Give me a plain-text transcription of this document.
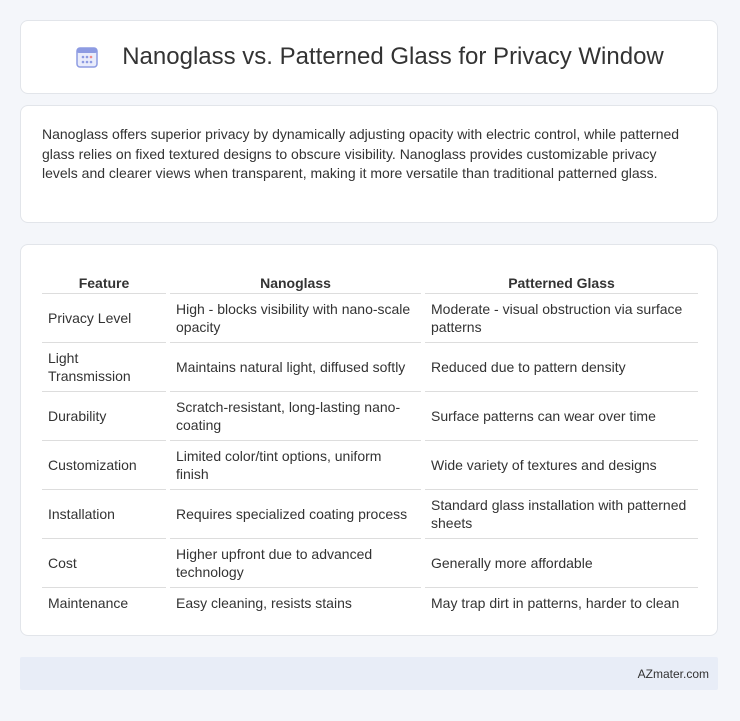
Nanoglass vs. Patterned Glass for Privacy Window

Nanoglass offers superior privacy by dynamically adjusting opacity with electric control, while patterned glass relies on fixed textured designs to obscure visibility. Nanoglass provides customizable privacy levels and clearer views when transparent, making it more versatile than traditional patterned glass.

Feature	Nanoglass	Patterned Glass
Privacy Level	High - blocks visibility with nano-scale opacity	Moderate - visual obstruction via surface patterns
Light Transmission	Maintains natural light, diffused softly	Reduced due to pattern density
Durability	Scratch-resistant, long-lasting nano-coating	Surface patterns can wear over time
Customization	Limited color/tint options, uniform finish	Wide variety of textures and designs
Installation	Requires specialized coating process	Standard glass installation with patterned sheets
Cost	Higher upfront due to advanced technology	Generally more affordable
Maintenance	Easy cleaning, resists stains	May trap dirt in patterns, harder to clean
AZmater.com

○ ○ ○ ○ ○

== CHALLENGE ==
Copy each line above that contains the string "designs".

== TASK SOLUTION ==
Nanoglass offers superior privacy by dynamically adjusting opacity with electric control, while patterned glass relies on fixed textured designs to obscure visibility. Nanoglass provides customizable privacy levels and clearer views when transparent, making it more versatile than traditional patterned glass.
Customization	Limited color/tint options, uniform finish	Wide variety of textures and designs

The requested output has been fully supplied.